═════ RECORDS FOR PROCESSING

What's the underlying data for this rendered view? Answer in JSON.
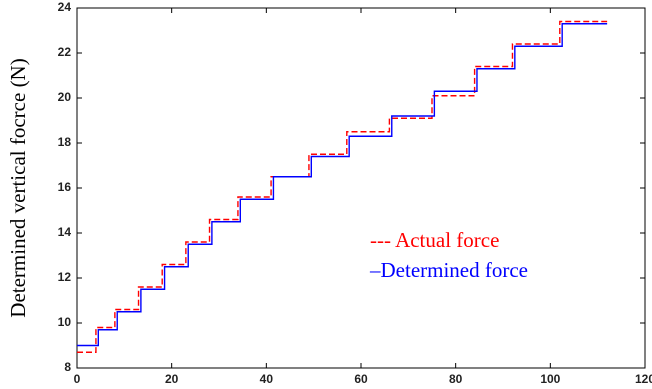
{
  "chart_data": {
    "type": "line",
    "ylabel": "Determined vertical focrce (N)",
    "xlim": [
      0,
      120
    ],
    "xticks": [
      0,
      20,
      40,
      60,
      80,
      100,
      120
    ],
    "ylim": [
      8,
      24
    ],
    "yticks": [
      8,
      10,
      12,
      14,
      16,
      18,
      20,
      22,
      24
    ],
    "grid": false,
    "series": [
      {
        "name": "--- Actual force",
        "color": "#ff0000",
        "dash": "dashed",
        "x": [
          0,
          4,
          4,
          8,
          8,
          13,
          13,
          18,
          18,
          23,
          23,
          28,
          28,
          34,
          34,
          41,
          41,
          49,
          49,
          57,
          57,
          66,
          66,
          75,
          75,
          84,
          84,
          92,
          92,
          102,
          102,
          112
        ],
        "values": [
          8.7,
          8.7,
          9.8,
          9.8,
          10.6,
          10.6,
          11.6,
          11.6,
          12.6,
          12.6,
          13.6,
          13.6,
          14.6,
          14.6,
          15.6,
          15.6,
          16.5,
          16.5,
          17.5,
          17.5,
          18.5,
          18.5,
          19.1,
          19.1,
          20.1,
          20.1,
          21.4,
          21.4,
          22.4,
          22.4,
          23.4,
          23.4
        ]
      },
      {
        "name": "–Determined force",
        "color": "#0000ff",
        "dash": "solid",
        "x": [
          0,
          4.5,
          4.5,
          8.5,
          8.5,
          13.5,
          13.5,
          18.5,
          18.5,
          23.5,
          23.5,
          28.5,
          28.5,
          34.5,
          34.5,
          41.5,
          41.5,
          49.5,
          49.5,
          57.5,
          57.5,
          66.5,
          66.5,
          75.5,
          75.5,
          84.5,
          84.5,
          92.5,
          92.5,
          102.5,
          102.5,
          112
        ],
        "values": [
          9.0,
          9.0,
          9.7,
          9.7,
          10.5,
          10.5,
          11.5,
          11.5,
          12.5,
          12.5,
          13.5,
          13.5,
          14.5,
          14.5,
          15.5,
          15.5,
          16.5,
          16.5,
          17.4,
          17.4,
          18.3,
          18.3,
          19.2,
          19.2,
          20.3,
          20.3,
          21.3,
          21.3,
          22.3,
          22.3,
          23.3,
          23.3
        ]
      }
    ]
  }
}
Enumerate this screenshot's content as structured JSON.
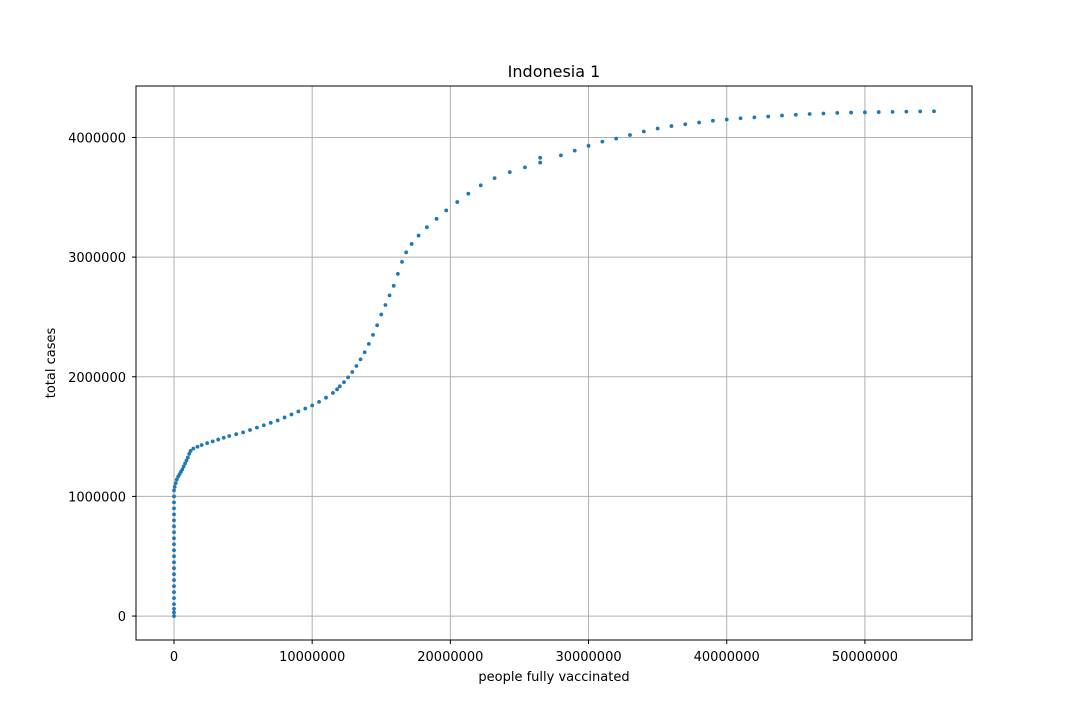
{
  "chart_data": {
    "type": "scatter",
    "title": "Indonesia 1",
    "xlabel": "people fully vaccinated",
    "ylabel": "total cases",
    "xlim": [
      -2750000,
      57750000
    ],
    "ylim": [
      -200000,
      4430000
    ],
    "xticks": [
      0,
      10000000,
      20000000,
      30000000,
      40000000,
      50000000
    ],
    "xtick_labels": [
      "0",
      "10000000",
      "20000000",
      "30000000",
      "40000000",
      "50000000"
    ],
    "yticks": [
      0,
      1000000,
      2000000,
      3000000,
      4000000
    ],
    "ytick_labels": [
      "0",
      "1000000",
      "2000000",
      "3000000",
      "4000000"
    ],
    "grid": true,
    "marker_color": "#1f77b4",
    "points": [
      [
        0,
        0
      ],
      [
        0,
        30000
      ],
      [
        0,
        60000
      ],
      [
        0,
        100000
      ],
      [
        0,
        150000
      ],
      [
        0,
        200000
      ],
      [
        0,
        250000
      ],
      [
        0,
        300000
      ],
      [
        0,
        350000
      ],
      [
        0,
        400000
      ],
      [
        0,
        450000
      ],
      [
        0,
        500000
      ],
      [
        0,
        550000
      ],
      [
        0,
        600000
      ],
      [
        0,
        650000
      ],
      [
        0,
        700000
      ],
      [
        0,
        750000
      ],
      [
        0,
        800000
      ],
      [
        0,
        850000
      ],
      [
        0,
        900000
      ],
      [
        0,
        950000
      ],
      [
        0,
        1000000
      ],
      [
        0,
        1050000
      ],
      [
        50000,
        1080000
      ],
      [
        120000,
        1110000
      ],
      [
        200000,
        1140000
      ],
      [
        300000,
        1165000
      ],
      [
        400000,
        1185000
      ],
      [
        500000,
        1205000
      ],
      [
        600000,
        1225000
      ],
      [
        700000,
        1250000
      ],
      [
        800000,
        1275000
      ],
      [
        900000,
        1300000
      ],
      [
        1000000,
        1325000
      ],
      [
        1100000,
        1355000
      ],
      [
        1200000,
        1380000
      ],
      [
        1400000,
        1400000
      ],
      [
        1700000,
        1415000
      ],
      [
        2000000,
        1430000
      ],
      [
        2400000,
        1445000
      ],
      [
        2800000,
        1460000
      ],
      [
        3200000,
        1475000
      ],
      [
        3600000,
        1490000
      ],
      [
        4000000,
        1505000
      ],
      [
        4500000,
        1520000
      ],
      [
        5000000,
        1535000
      ],
      [
        5500000,
        1555000
      ],
      [
        6000000,
        1575000
      ],
      [
        6500000,
        1595000
      ],
      [
        7000000,
        1615000
      ],
      [
        7500000,
        1635000
      ],
      [
        8000000,
        1660000
      ],
      [
        8500000,
        1685000
      ],
      [
        9000000,
        1710000
      ],
      [
        9500000,
        1735000
      ],
      [
        10000000,
        1760000
      ],
      [
        10500000,
        1790000
      ],
      [
        11000000,
        1825000
      ],
      [
        11500000,
        1865000
      ],
      [
        11800000,
        1895000
      ],
      [
        12000000,
        1920000
      ],
      [
        12300000,
        1955000
      ],
      [
        12600000,
        1995000
      ],
      [
        12900000,
        2040000
      ],
      [
        13200000,
        2090000
      ],
      [
        13500000,
        2145000
      ],
      [
        13800000,
        2205000
      ],
      [
        14100000,
        2275000
      ],
      [
        14400000,
        2350000
      ],
      [
        14700000,
        2430000
      ],
      [
        15000000,
        2520000
      ],
      [
        15300000,
        2600000
      ],
      [
        15600000,
        2680000
      ],
      [
        15900000,
        2760000
      ],
      [
        16200000,
        2860000
      ],
      [
        16500000,
        2960000
      ],
      [
        16800000,
        3040000
      ],
      [
        17200000,
        3110000
      ],
      [
        17700000,
        3180000
      ],
      [
        18300000,
        3250000
      ],
      [
        19000000,
        3320000
      ],
      [
        19700000,
        3390000
      ],
      [
        20500000,
        3460000
      ],
      [
        21300000,
        3530000
      ],
      [
        22200000,
        3600000
      ],
      [
        23200000,
        3660000
      ],
      [
        24300000,
        3710000
      ],
      [
        25400000,
        3750000
      ],
      [
        26500000,
        3790000
      ],
      [
        26500000,
        3830000
      ],
      [
        28000000,
        3850000
      ],
      [
        29000000,
        3890000
      ],
      [
        30000000,
        3930000
      ],
      [
        31000000,
        3965000
      ],
      [
        32000000,
        3990000
      ],
      [
        33000000,
        4020000
      ],
      [
        34000000,
        4050000
      ],
      [
        35000000,
        4075000
      ],
      [
        36000000,
        4095000
      ],
      [
        37000000,
        4110000
      ],
      [
        38000000,
        4125000
      ],
      [
        39000000,
        4140000
      ],
      [
        40000000,
        4150000
      ],
      [
        41000000,
        4160000
      ],
      [
        42000000,
        4168000
      ],
      [
        43000000,
        4175000
      ],
      [
        44000000,
        4183000
      ],
      [
        45000000,
        4190000
      ],
      [
        46000000,
        4196000
      ],
      [
        47000000,
        4200000
      ],
      [
        48000000,
        4205000
      ],
      [
        49000000,
        4208000
      ],
      [
        50000000,
        4210000
      ],
      [
        51000000,
        4212000
      ],
      [
        52000000,
        4214000
      ],
      [
        53000000,
        4216000
      ],
      [
        54000000,
        4218000
      ],
      [
        55000000,
        4219000
      ]
    ]
  }
}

══════════

> [EXERCISE]:
Each line above is to be copied verbatim. Drop any image from the copy.

> [WORKED SOLUTION]:
What's the underlying data for this rendered view? Answer in JSON.
{
  "chart_data": {
    "type": "line",
    "ylabel": "Determined vertical focrce (N)",
    "xlim": [
      0,
      120
    ],
    "xticks": [
      0,
      20,
      40,
      60,
      80,
      100,
      120
    ],
    "ylim": [
      8,
      24
    ],
    "yticks": [
      8,
      10,
      12,
      14,
      16,
      18,
      20,
      22,
      24
    ],
    "grid": false,
    "series": [
      {
        "name": "--- Actual force",
        "color": "#ff0000",
        "dash": "dashed",
        "x": [
          0,
          4,
          4,
          8,
          8,
          13,
          13,
          18,
          18,
          23,
          23,
          28,
          28,
          34,
          34,
          41,
          41,
          49,
          49,
          57,
          57,
          66,
          66,
          75,
          75,
          84,
          84,
          92,
          92,
          102,
          102,
          112
        ],
        "values": [
          8.7,
          8.7,
          9.8,
          9.8,
          10.6,
          10.6,
          11.6,
          11.6,
          12.6,
          12.6,
          13.6,
          13.6,
          14.6,
          14.6,
          15.6,
          15.6,
          16.5,
          16.5,
          17.5,
          17.5,
          18.5,
          18.5,
          19.1,
          19.1,
          20.1,
          20.1,
          21.4,
          21.4,
          22.4,
          22.4,
          23.4,
          23.4
        ]
      },
      {
        "name": "–Determined force",
        "color": "#0000ff",
        "dash": "solid",
        "x": [
          0,
          4.5,
          4.5,
          8.5,
          8.5,
          13.5,
          13.5,
          18.5,
          18.5,
          23.5,
          23.5,
          28.5,
          28.5,
          34.5,
          34.5,
          41.5,
          41.5,
          49.5,
          49.5,
          57.5,
          57.5,
          66.5,
          66.5,
          75.5,
          75.5,
          84.5,
          84.5,
          92.5,
          92.5,
          102.5,
          102.5,
          112
        ],
        "values": [
          9.0,
          9.0,
          9.7,
          9.7,
          10.5,
          10.5,
          11.5,
          11.5,
          12.5,
          12.5,
          13.5,
          13.5,
          14.5,
          14.5,
          15.5,
          15.5,
          16.5,
          16.5,
          17.4,
          17.4,
          18.3,
          18.3,
          19.2,
          19.2,
          20.3,
          20.3,
          21.3,
          21.3,
          22.3,
          22.3,
          23.3,
          23.3
        ]
      }
    ]
  }
}
Enumerate this screenshot's content as structured JSON.
{
  "chart_data": {
    "type": "scatter",
    "title": "Indonesia 1",
    "xlabel": "people fully vaccinated",
    "ylabel": "total cases",
    "xlim": [
      -2750000,
      57750000
    ],
    "ylim": [
      -200000,
      4430000
    ],
    "xticks": [
      0,
      10000000,
      20000000,
      30000000,
      40000000,
      50000000
    ],
    "xtick_labels": [
      "0",
      "10000000",
      "20000000",
      "30000000",
      "40000000",
      "50000000"
    ],
    "yticks": [
      0,
      1000000,
      2000000,
      3000000,
      4000000
    ],
    "ytick_labels": [
      "0",
      "1000000",
      "2000000",
      "3000000",
      "4000000"
    ],
    "grid": true,
    "marker_color": "#1f77b4",
    "points": [
      [
        0,
        0
      ],
      [
        0,
        30000
      ],
      [
        0,
        60000
      ],
      [
        0,
        100000
      ],
      [
        0,
        150000
      ],
      [
        0,
        200000
      ],
      [
        0,
        250000
      ],
      [
        0,
        300000
      ],
      [
        0,
        350000
      ],
      [
        0,
        400000
      ],
      [
        0,
        450000
      ],
      [
        0,
        500000
      ],
      [
        0,
        550000
      ],
      [
        0,
        600000
      ],
      [
        0,
        650000
      ],
      [
        0,
        700000
      ],
      [
        0,
        750000
      ],
      [
        0,
        800000
      ],
      [
        0,
        850000
      ],
      [
        0,
        900000
      ],
      [
        0,
        950000
      ],
      [
        0,
        1000000
      ],
      [
        0,
        1050000
      ],
      [
        50000,
        1080000
      ],
      [
        120000,
        1110000
      ],
      [
        200000,
        1140000
      ],
      [
        300000,
        1165000
      ],
      [
        400000,
        1185000
      ],
      [
        500000,
        1205000
      ],
      [
        600000,
        1225000
      ],
      [
        700000,
        1250000
      ],
      [
        800000,
        1275000
      ],
      [
        900000,
        1300000
      ],
      [
        1000000,
        1325000
      ],
      [
        1100000,
        1355000
      ],
      [
        1200000,
        1380000
      ],
      [
        1400000,
        1400000
      ],
      [
        1700000,
        1415000
      ],
      [
        2000000,
        1430000
      ],
      [
        2400000,
        1445000
      ],
      [
        2800000,
        1460000
      ],
      [
        3200000,
        1475000
      ],
      [
        3600000,
        1490000
      ],
      [
        4000000,
        1505000
      ],
      [
        4500000,
        1520000
      ],
      [
        5000000,
        1535000
      ],
      [
        5500000,
        1555000
      ],
      [
        6000000,
        1575000
      ],
      [
        6500000,
        1595000
      ],
      [
        7000000,
        1615000
      ],
      [
        7500000,
        1635000
      ],
      [
        8000000,
        1660000
      ],
      [
        8500000,
        1685000
      ],
      [
        9000000,
        1710000
      ],
      [
        9500000,
        1735000
      ],
      [
        10000000,
        1760000
      ],
      [
        10500000,
        1790000
      ],
      [
        11000000,
        1825000
      ],
      [
        11500000,
        1865000
      ],
      [
        11800000,
        1895000
      ],
      [
        12000000,
        1920000
      ],
      [
        12300000,
        1955000
      ],
      [
        12600000,
        1995000
      ],
      [
        12900000,
        2040000
      ],
      [
        13200000,
        2090000
      ],
      [
        13500000,
        2145000
      ],
      [
        13800000,
        2205000
      ],
      [
        14100000,
        2275000
      ],
      [
        14400000,
        2350000
      ],
      [
        14700000,
        2430000
      ],
      [
        15000000,
        2520000
      ],
      [
        15300000,
        2600000
      ],
      [
        15600000,
        2680000
      ],
      [
        15900000,
        2760000
      ],
      [
        16200000,
        2860000
      ],
      [
        16500000,
        2960000
      ],
      [
        16800000,
        3040000
      ],
      [
        17200000,
        3110000
      ],
      [
        17700000,
        3180000
      ],
      [
        18300000,
        3250000
      ],
      [
        19000000,
        3320000
      ],
      [
        19700000,
        3390000
      ],
      [
        20500000,
        3460000
      ],
      [
        21300000,
        3530000
      ],
      [
        22200000,
        3600000
      ],
      [
        23200000,
        3660000
      ],
      [
        24300000,
        3710000
      ],
      [
        25400000,
        3750000
      ],
      [
        26500000,
        3790000
      ],
      [
        26500000,
        3830000
      ],
      [
        28000000,
        3850000
      ],
      [
        29000000,
        3890000
      ],
      [
        30000000,
        3930000
      ],
      [
        31000000,
        3965000
      ],
      [
        32000000,
        3990000
      ],
      [
        33000000,
        4020000
      ],
      [
        34000000,
        4050000
      ],
      [
        35000000,
        4075000
      ],
      [
        36000000,
        4095000
      ],
      [
        37000000,
        4110000
      ],
      [
        38000000,
        4125000
      ],
      [
        39000000,
        4140000
      ],
      [
        40000000,
        4150000
      ],
      [
        41000000,
        4160000
      ],
      [
        42000000,
        4168000
      ],
      [
        43000000,
        4175000
      ],
      [
        44000000,
        4183000
      ],
      [
        45000000,
        4190000
      ],
      [
        46000000,
        4196000
      ],
      [
        47000000,
        4200000
      ],
      [
        48000000,
        4205000
      ],
      [
        49000000,
        4208000
      ],
      [
        50000000,
        4210000
      ],
      [
        51000000,
        4212000
      ],
      [
        52000000,
        4214000
      ],
      [
        53000000,
        4216000
      ],
      [
        54000000,
        4218000
      ],
      [
        55000000,
        4219000
      ]
    ]
  }
}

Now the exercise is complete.